#### Supplied material ####

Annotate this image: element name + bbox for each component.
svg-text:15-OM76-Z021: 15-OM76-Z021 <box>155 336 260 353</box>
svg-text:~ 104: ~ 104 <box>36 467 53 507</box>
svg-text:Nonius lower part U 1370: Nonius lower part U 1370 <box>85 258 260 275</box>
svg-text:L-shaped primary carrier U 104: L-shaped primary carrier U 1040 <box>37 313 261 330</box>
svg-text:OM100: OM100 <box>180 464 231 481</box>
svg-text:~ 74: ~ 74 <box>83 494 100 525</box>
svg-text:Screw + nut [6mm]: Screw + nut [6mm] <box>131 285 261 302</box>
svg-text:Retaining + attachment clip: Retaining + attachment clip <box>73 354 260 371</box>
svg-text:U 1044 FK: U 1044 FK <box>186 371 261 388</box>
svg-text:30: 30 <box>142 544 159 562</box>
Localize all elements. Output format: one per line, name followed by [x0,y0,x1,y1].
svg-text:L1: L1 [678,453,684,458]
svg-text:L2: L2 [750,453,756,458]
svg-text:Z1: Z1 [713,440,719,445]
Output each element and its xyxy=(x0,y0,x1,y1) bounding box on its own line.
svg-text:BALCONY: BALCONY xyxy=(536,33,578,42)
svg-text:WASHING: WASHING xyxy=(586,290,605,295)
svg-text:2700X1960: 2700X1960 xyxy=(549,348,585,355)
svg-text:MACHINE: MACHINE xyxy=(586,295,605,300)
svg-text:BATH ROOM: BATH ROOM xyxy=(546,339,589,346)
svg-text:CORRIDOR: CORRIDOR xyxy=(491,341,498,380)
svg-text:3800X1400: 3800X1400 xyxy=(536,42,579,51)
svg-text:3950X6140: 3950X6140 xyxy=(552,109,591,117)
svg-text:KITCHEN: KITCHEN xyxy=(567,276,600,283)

####

Can you rewrite all the records above, changing "Output" to "Return" and leaving everything else as it is?

Annotate this image: element name + bbox for each component.
svg-text:15-OM76-Z021: 15-OM76-Z021 <box>155 336 260 353</box>
svg-text:~ 104: ~ 104 <box>36 467 53 507</box>
svg-text:Nonius lower part U 1370: Nonius lower part U 1370 <box>85 258 260 275</box>
svg-text:L-shaped primary carrier U 104: L-shaped primary carrier U 1040 <box>37 313 261 330</box>
svg-text:OM100: OM100 <box>180 464 231 481</box>
svg-text:~ 74: ~ 74 <box>83 494 100 525</box>
svg-text:Screw + nut [6mm]: Screw + nut [6mm] <box>131 285 261 302</box>
svg-text:Retaining + attachment clip: Retaining + attachment clip <box>73 354 260 371</box>
svg-text:U 1044 FK: U 1044 FK <box>186 371 261 388</box>
svg-text:30: 30 <box>142 544 159 562</box>
Localize all elements. Return format: one per line, name followed by [x0,y0,x1,y1].
svg-text:L1: L1 [678,453,684,458]
svg-text:L2: L2 [750,453,756,458]
svg-text:Z1: Z1 [713,440,719,445]
Return each element and its xyxy=(x0,y0,x1,y1) bounding box on its own line.
svg-text:BALCONY: BALCONY xyxy=(536,33,578,42)
svg-text:WASHING: WASHING xyxy=(586,290,605,295)
svg-text:2700X1960: 2700X1960 xyxy=(549,348,585,355)
svg-text:MACHINE: MACHINE xyxy=(586,295,605,300)
svg-text:BATH ROOM: BATH ROOM xyxy=(546,339,589,346)
svg-text:CORRIDOR: CORRIDOR xyxy=(491,341,498,380)
svg-text:3800X1400: 3800X1400 xyxy=(536,42,579,51)
svg-text:3950X6140: 3950X6140 xyxy=(552,109,591,117)
svg-text:KITCHEN: KITCHEN xyxy=(567,276,600,283)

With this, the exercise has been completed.